— Start Extract provided —
This invention relates generally to wireless telephony, and more particularly to push-to-talk (PTT) telephony.
In the prior art, push-to-talk (PTT) is used in wireless communications to select when a voice signal is transmitted. Frequently, a button on a microphone provides the PTT function. PTT is also useful when the voice signal is further processed by a speech recognition system. PTT reduces speech recognition errors due to noise.
Other related prior art is described in U.S. Patent Application 20040100987 “Method for managing two-way alternate communication in semi-duplex mode through a packet switching transport network,” and U.S. Pat. No. 6,741,952, “Instrument timing using synchronized clocks” and U.S. Pat. No. 6,748,053, “Relay for personal interpreter.”
The invention provides push-to-talk (PTT) for conventional wireless telephony devices, such as cellular telephones (cell phones) that are otherwise not designed to support PTT. The PTT according to the invention concurrently uses both a voice and data channel of a wireless network, such as a cellular telephone network.
In a cell phone, a microphone is always ‘on’ when the cell phone is in use. In conventional cell phones there is no capability to turn the microphone ‘off’ to provide a true PTT function. Consequently, the cell phone continuously transmits a voice signal on a voice channel when in use. This becomes a particular problem if the voice signal is to be processed by an automatic speech recognition system.
Therefore, the invention provides the cell phone with a PTT button that signals PTT ‘on’ and ‘off’ events. The events can be time-stamped according to a clock of the cell phone. Alternatively, the ‘on’ and ‘off’ events form a sequence of pairs without a time-stamp.
— End Extract provided —
— Start Dataset records —
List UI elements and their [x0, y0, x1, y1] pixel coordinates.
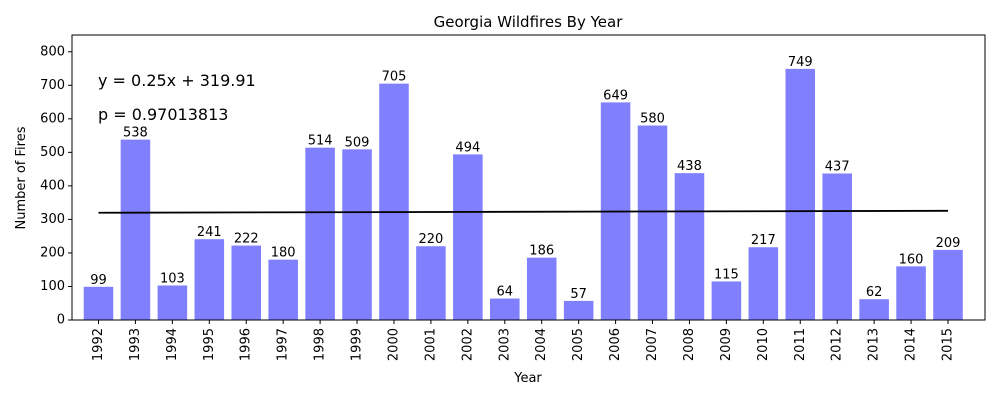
bar-1995 — [194, 239, 225, 320]
bar-value-label-2008: 438 — [677, 159, 702, 174]
bar-2005 — [563, 300, 594, 320]
y-tick-label-200: 200 — [40, 245, 65, 260]
bar-value-label-2010: 217 — [751, 233, 776, 248]
p-value: p = 0.97013813 — [98, 105, 228, 124]
bar-value-label-2003: 64 — [497, 285, 514, 300]
bar-value-label-2000: 705 — [382, 70, 407, 85]
trend-line — [98, 209, 949, 214]
bar-1996 — [231, 245, 262, 320]
x-tick-label-2003: 2003 — [497, 328, 512, 361]
bar-value-label-1996: 222 — [234, 232, 259, 247]
bar-value-label-1994: 103 — [160, 271, 185, 286]
x-tick-label-2004: 2004 — [534, 328, 549, 361]
bar-value-label-1999: 509 — [345, 135, 370, 150]
bar-value-label-2001: 220 — [418, 232, 443, 247]
bar-2003 — [490, 298, 520, 320]
bar-labels-group: 99 538 103 241 222 180 514 509 705 220 494 64 186 57 6… — [90, 55, 960, 302]
x-tick-label-2000: 2000 — [386, 328, 401, 361]
x-tick-label-1994: 1994 — [165, 328, 180, 361]
x-tick-label-1997: 1997 — [276, 328, 291, 361]
x-axis-label: Year — [513, 371, 542, 386]
x-tick-label-2001: 2001 — [423, 328, 438, 361]
bar-value-label-2004: 186 — [529, 244, 554, 259]
x-tick-label-1996: 1996 — [239, 328, 254, 361]
bar-2002 — [453, 154, 483, 320]
bar-value-label-1993: 538 — [123, 126, 148, 141]
y-tick-label-500: 500 — [40, 145, 65, 160]
bar-value-label-2012: 437 — [825, 159, 850, 174]
bar-2009 — [711, 281, 742, 320]
bar-value-label-1998: 514 — [308, 134, 333, 149]
bar-value-label-2002: 494 — [455, 140, 480, 155]
x-axis-ticks: 1992 1993 1994 1995 1996 1997 1998 1999 2000 2001… — [91, 320, 956, 361]
x-tick-label-2007: 2007 — [645, 328, 660, 361]
x-tick-label-2011: 2011 — [793, 328, 808, 361]
bar-2015 — [933, 249, 963, 320]
bar-value-label-2014: 160 — [899, 252, 924, 267]
y-tick-label-400: 400 — [40, 178, 65, 193]
x-tick-label-2012: 2012 — [830, 328, 845, 361]
bar-value-label-1995: 241 — [197, 225, 222, 240]
bar-value-label-2013: 62 — [866, 285, 883, 300]
bar-value-label-1997: 180 — [271, 246, 296, 261]
bar-value-label-2007: 580 — [640, 112, 665, 127]
plot-frame — [71, 34, 986, 321]
x-tick-label-1993: 1993 — [128, 328, 143, 361]
y-tick-label-0: 0 — [57, 313, 65, 328]
x-tick-label-2015: 2015 — [941, 328, 956, 361]
y-tick-label-300: 300 — [40, 212, 65, 227]
x-tick-label-2009: 2009 — [719, 328, 734, 361]
chart-title: Georgia Wildfires By Year — [434, 13, 624, 31]
bar-1993 — [120, 139, 151, 320]
x-tick-label-2013: 2013 — [867, 328, 882, 361]
bar-2007 — [637, 125, 668, 320]
bar-2011 — [785, 68, 816, 320]
bar-2013 — [859, 299, 889, 320]
x-tick-label-2014: 2014 — [904, 328, 919, 361]
bar-2008 — [674, 173, 705, 320]
x-tick-label-2006: 2006 — [608, 328, 623, 361]
x-tick-label-2005: 2005 — [571, 328, 586, 361]
y-axis-ticks: 0 100 200 300 400 500 600 700 800 — [40, 44, 72, 328]
bar-value-label-2006: 649 — [603, 88, 628, 103]
bar-value-label-2015: 209 — [936, 236, 961, 251]
bar-value-label-2005: 57 — [570, 287, 587, 302]
x-tick-label-2002: 2002 — [460, 328, 475, 361]
y-tick-label-800: 800 — [40, 44, 65, 59]
bar-2010 — [748, 247, 779, 320]
x-tick-label-2010: 2010 — [756, 328, 771, 361]
bar-2000 — [379, 83, 409, 320]
regression-equation: y = 0.25x + 319.91 — [98, 71, 256, 90]
bar-2001 — [416, 246, 446, 320]
bar-value-label-1992: 99 — [90, 273, 107, 288]
x-tick-label-1995: 1995 — [202, 328, 217, 361]
bar-2004 — [526, 257, 557, 320]
y-tick-label-100: 100 — [40, 279, 65, 294]
x-tick-label-1998: 1998 — [313, 328, 328, 361]
bar-1997 — [268, 259, 298, 320]
bar-1992 — [83, 286, 114, 320]
y-axis-label: Number of Fires — [14, 126, 29, 229]
x-tick-label-1999: 1999 — [350, 328, 365, 361]
bar-1999 — [342, 149, 372, 320]
bar-1998 — [305, 147, 335, 320]
x-tick-label-2008: 2008 — [682, 328, 697, 361]
bar-value-label-2011: 749 — [788, 55, 813, 70]
y-tick-label-700: 700 — [40, 78, 65, 93]
bar-2014 — [896, 266, 926, 320]
bar-1994 — [157, 285, 188, 320]
bar-2012 — [822, 173, 852, 320]
y-tick-label-600: 600 — [40, 111, 65, 126]
x-tick-label-1992: 1992 — [91, 328, 106, 361]
bar-value-label-2009: 115 — [714, 267, 739, 282]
— End Dataset records —
- **What to work on**
- A) Recast the paragraph of the push-to-talk passage that begins "In a cell phone, a microphone is always" as a short bulleted list, keeping its main facts.
- B) Carry on the push-to-talk passage from the point where it stops.
None of the material is needed for this work.

- **Responses for each task**
- A)
- A cell phone's microphone stays on whenever the phone is in use.
- Conventional cell phones cannot switch the microphone off, so they lack a true PTT function.
- As a result, the phone continuously transmits a voice signal on a voice channel during use.
- This is a particular problem when the voice signal is to be processed by an automatic speech recognition system.

- B)
In any case, unlike the prior art, the events and optional time-stamps are transmitted as message, e.g., data packets, on a data channel of the cellular telephone network, which is separate from the voice channel. It should be noted that the voice and data channel can have different bandwidth and latency characteristics.
A server connected to the network receives the voice and data signals. The server includes an automatic speech recognition (ASR) system and a clock. The clock can be synchronized with the clock of the cell phone, although this is not a requirement to work the invention.
The server correlates the PTT ‘on’ and ‘off’ events that have been received and selects segments from the voice buffer that fall inside PTT ‘on’ windows for processing and discards segments that fall in ‘off’ windows.
The ASR receives and processes the ‘on’ segments and generates corresponding text. The text can be analyzed by a dialog manager, which also provides results in the form of text. The text results are converted to speech and sent back to the cell phone.
The server can also generate a short “tone” to indicate when the user is to speak. This prevents distractions and miscommunications because the cell phone and the ASR system and application operate asynchronously, and the voice and data channels have different latencies.
Network
The cellular network 150 supports a wireless voice channel 151 and a wireless data channel 152. The wireless voice channel provides a relatively low, fixed data rate connection with a low latency, usually considerably less than a second. This is necessary for two-way voice communications.
The wireless data channel provides a relatively high, variable data rate connection with a potentially a high latency, as much as tens of seconds. The latency of the wireless data channel varies because of communications with other devices in a cell, devices on the IP network, or server load.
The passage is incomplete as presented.